• [Task instructions]:
Write the listing below out again exactly, dropping the images.

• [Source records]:
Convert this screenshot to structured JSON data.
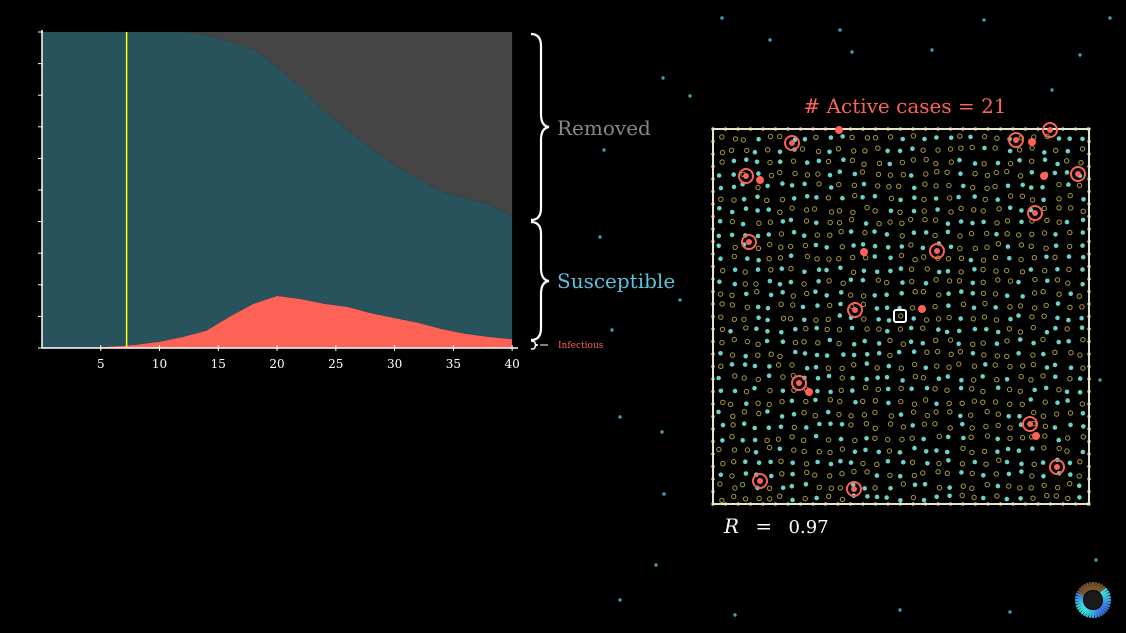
{
  "chart_data": {
    "type": "area",
    "stacking": "stacked",
    "x": [
      0,
      2,
      4,
      6,
      8,
      10,
      12,
      14,
      16,
      18,
      20,
      22,
      24,
      26,
      28,
      30,
      32,
      34,
      36,
      38,
      40
    ],
    "xlim": [
      0,
      40.5
    ],
    "ylim": [
      0,
      1
    ],
    "x_ticks": [
      5,
      10,
      15,
      20,
      25,
      30,
      35,
      40
    ],
    "series": [
      {
        "name": "Infectious",
        "color": "#fc6255",
        "values": [
          0.0,
          0.0,
          0.0,
          0.005,
          0.01,
          0.02,
          0.035,
          0.055,
          0.1,
          0.14,
          0.165,
          0.155,
          0.14,
          0.13,
          0.11,
          0.095,
          0.08,
          0.06,
          0.045,
          0.035,
          0.028
        ]
      },
      {
        "name": "Susceptible",
        "color": "#29535c",
        "values": [
          1.0,
          1.0,
          1.0,
          0.995,
          0.99,
          0.98,
          0.965,
          0.935,
          0.87,
          0.805,
          0.725,
          0.67,
          0.61,
          0.56,
          0.52,
          0.485,
          0.455,
          0.435,
          0.43,
          0.42,
          0.39
        ]
      },
      {
        "name": "Removed",
        "color": "#444444",
        "values": [
          0.0,
          0.0,
          0.0,
          0.0,
          0.0,
          0.0,
          0.0,
          0.01,
          0.03,
          0.055,
          0.11,
          0.175,
          0.25,
          0.31,
          0.37,
          0.42,
          0.465,
          0.505,
          0.525,
          0.545,
          0.582
        ]
      }
    ],
    "current_time_marker": 7.2,
    "grid": false,
    "legend_placement": "right"
  },
  "legend": {
    "removed": "Removed",
    "susceptible": "Susceptible",
    "infectious": "Infectious"
  },
  "simulation": {
    "title": "# Active cases = 21",
    "r_symbol": "R",
    "r_equals": "=",
    "r_value": "0.97"
  },
  "colors": {
    "infectious": "#fc6255",
    "susceptible": "#29535c",
    "removed": "#444444",
    "removed_label": "#888888",
    "susceptible_label": "#58c4dd",
    "time_marker": "#ffff00",
    "dot_susceptible": "#6ad3c5",
    "dot_removed": "#a59c3a",
    "dot_infectious": "#fc6255",
    "star": "#58c4dd"
  },
  "icons": {
    "logo": "3b1b-pi-logo-icon"
  }
}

• [Exercise output]:
Convert this screenshot to structured JSON data.
{
  "chart_data": {
    "type": "area",
    "stacking": "stacked",
    "x": [
      0,
      2,
      4,
      6,
      8,
      10,
      12,
      14,
      16,
      18,
      20,
      22,
      24,
      26,
      28,
      30,
      32,
      34,
      36,
      38,
      40
    ],
    "xlim": [
      0,
      40.5
    ],
    "ylim": [
      0,
      1
    ],
    "x_ticks": [
      5,
      10,
      15,
      20,
      25,
      30,
      35,
      40
    ],
    "series": [
      {
        "name": "Infectious",
        "color": "#fc6255",
        "values": [
          0.0,
          0.0,
          0.0,
          0.005,
          0.01,
          0.02,
          0.035,
          0.055,
          0.1,
          0.14,
          0.165,
          0.155,
          0.14,
          0.13,
          0.11,
          0.095,
          0.08,
          0.06,
          0.045,
          0.035,
          0.028
        ]
      },
      {
        "name": "Susceptible",
        "color": "#29535c",
        "values": [
          1.0,
          1.0,
          1.0,
          0.995,
          0.99,
          0.98,
          0.965,
          0.935,
          0.87,
          0.805,
          0.725,
          0.67,
          0.61,
          0.56,
          0.52,
          0.485,
          0.455,
          0.435,
          0.43,
          0.42,
          0.39
        ]
      },
      {
        "name": "Removed",
        "color": "#444444",
        "values": [
          0.0,
          0.0,
          0.0,
          0.0,
          0.0,
          0.0,
          0.0,
          0.01,
          0.03,
          0.055,
          0.11,
          0.175,
          0.25,
          0.31,
          0.37,
          0.42,
          0.465,
          0.505,
          0.525,
          0.545,
          0.582
        ]
      }
    ],
    "current_time_marker": 7.2,
    "grid": false,
    "legend_placement": "right"
  },
  "legend": {
    "removed": "Removed",
    "susceptible": "Susceptible",
    "infectious": "Infectious"
  },
  "simulation": {
    "title": "# Active cases = 21",
    "r_symbol": "R",
    "r_equals": "=",
    "r_value": "0.97"
  },
  "colors": {
    "infectious": "#fc6255",
    "susceptible": "#29535c",
    "removed": "#444444",
    "removed_label": "#888888",
    "susceptible_label": "#58c4dd",
    "time_marker": "#ffff00",
    "dot_susceptible": "#6ad3c5",
    "dot_removed": "#a59c3a",
    "dot_infectious": "#fc6255",
    "star": "#58c4dd"
  },
  "icons": {
    "logo": "3b1b-pi-logo-icon"
  }
}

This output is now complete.